[START OF Excerpt provided]
We live in an age where analytics and big data reign supreme, which is why many of our clients choose to utilize platforms like Google Analytics or inbound marketing software to track metrics. However, the issue of Direct Traffic is one of those things that can throw those metrics out of whack.
The fact is Direct Traffic is traffic that we don’t know exactly how to categorize. Search Engine Land states, “when they don’t report where they were in the Hypertext Transfer Protocol (HTTP) referrer header, often the traffic is considered ‘Direct’ — which really means, ‘we have no clue where they came from, maybe they typed the URL in or hit a bookmark.’”
However, even though it is difficult to 100% prove a source, that doesn’t mean that we don’t know what that traffic is made up of. According to Megalytic, it can be made up of any of the following:
- Clicking links within emails
- Clicking links within Microsoft Office or PDFs
- Clicking over to a site via certain types of URL shorteners
- Clicking a link within mobile social applications
- Clicking from an http to an https type of site
- Finding a site through Organic search by using certain browser types
Given that in the recruitment marketing world we send out e-blasts, create interactive PDFs, post socially with shortened URLs, use mobile social networks, and try different types of sites and browsers, it's easy see why Direct Traffic can be a complex issue. All of these reasons for Direct Traffic have research behind them and we encourage you to learn more about them here.
[END OF Excerpt provided]
[START OF Dataset]
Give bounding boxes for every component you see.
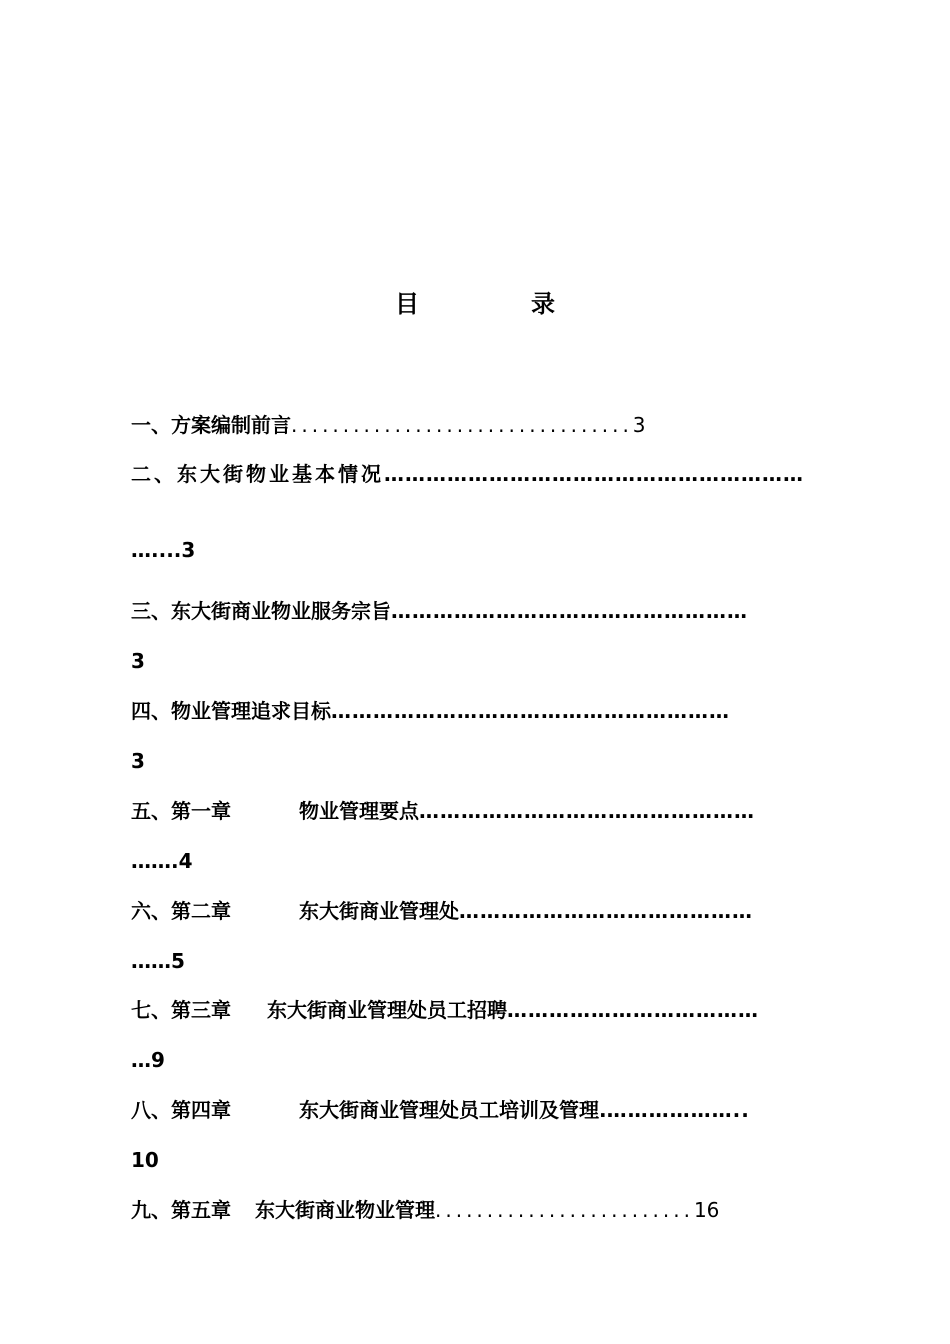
toc-entry-8-page-number: 10	[131, 1148, 159, 1172]
toc-entry-1[interactable]	[131, 411, 821, 439]
toc-entry-label: 二、东大街物业基本情况	[131, 462, 384, 486]
toc-entry-chapter: 五、第一章	[131, 799, 231, 823]
toc-page-number: 3	[632, 413, 646, 437]
toc-entry-chapter: 八、第四章	[131, 1098, 231, 1122]
page-title: 目 录	[395, 290, 599, 318]
toc-dot-leader: ……………………………………………	[391, 599, 748, 623]
toc-entry-6-continuation: ……5	[131, 949, 185, 973]
toc-entry-4[interactable]	[131, 697, 821, 725]
toc-entry-chapter: 六、第二章	[131, 899, 231, 923]
toc-dot-leader: …………………………………………………	[331, 699, 730, 723]
toc-dot-leader: ……………….	[606, 1098, 742, 1122]
toc-entry-6[interactable]	[131, 897, 821, 925]
toc-entry-label: 一、方案编制前言	[131, 413, 291, 437]
toc-trailing-dot: .	[741, 1098, 749, 1122]
toc-entry-chapter: 七、第三章	[131, 998, 231, 1022]
toc-entry-5[interactable]	[131, 797, 821, 825]
toc-entry-7[interactable]	[131, 996, 821, 1024]
toc-dot-leader: ……………………………………………………	[384, 462, 804, 486]
toc-dot-leader: ……………………………………	[459, 899, 753, 923]
toc-entry-4-page-number: 3	[131, 749, 145, 773]
toc-entry-chapter: 九、第五章	[131, 1198, 231, 1222]
toc-entry-7-continuation: …9	[131, 1048, 165, 1072]
toc-entry-2-continuation: …....3	[131, 538, 196, 562]
toc-dot-leader: .........................	[435, 1198, 694, 1222]
toc-entry-8[interactable]	[131, 1096, 821, 1124]
toc-dot-leader: ………………………………	[507, 998, 759, 1022]
toc-entry-5-continuation: …….4	[131, 849, 193, 873]
toc-entry-label: 东大街商业物业管理	[255, 1198, 435, 1222]
toc-entry-label: 四、物业管理追求目标	[131, 699, 331, 723]
toc-entry-3-page-number: 3	[131, 649, 145, 673]
toc-page-number: 16	[693, 1198, 720, 1222]
toc-entry-label: 东大街商业管理处员工招聘	[267, 998, 507, 1022]
toc-entry-3[interactable]	[131, 597, 821, 625]
toc-entry-label: 物业管理要点	[299, 799, 419, 823]
toc-entry-label: 东大街商业管理处员工培训及管理.	[299, 1098, 607, 1122]
toc-entry-9[interactable]	[131, 1196, 821, 1224]
toc-dot-leader: .................................	[291, 413, 633, 437]
toc-entry-label: 东大街商业管理处	[299, 899, 459, 923]
toc-dot-leader: …………………………………………	[419, 799, 755, 823]
toc-entry-2[interactable]	[131, 460, 821, 488]
toc-entry-label: 三、东大街商业物业服务宗旨	[131, 599, 391, 623]
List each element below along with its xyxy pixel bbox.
[END OF Dataset]
## Work to complete
Copy the passage on direct traffic word for word, starting with "However, even though" and going on through "about them here.".

## The response
However, even though it is difficult to 100% prove a source, that doesn’t mean that we don’t know what that traffic is made up of. According to Megalytic, it can be made up of any of the following:
- Clicking links within emails
- Clicking links within Microsoft Office or PDFs
- Clicking over to a site via certain types of URL shorteners
- Clicking a link within mobile social applications
- Clicking from an http to an https type of site
- Finding a site through Organic search by using certain browser types
Given that in the recruitment marketing world we send out e-blasts, create interactive PDFs, post socially with shortened URLs, use mobile social networks, and try different types of sites and browsers, it's easy see why Direct Traffic can be a complex issue. All of these reasons for Direct Traffic have research behind them and we encourage you to learn more about them here.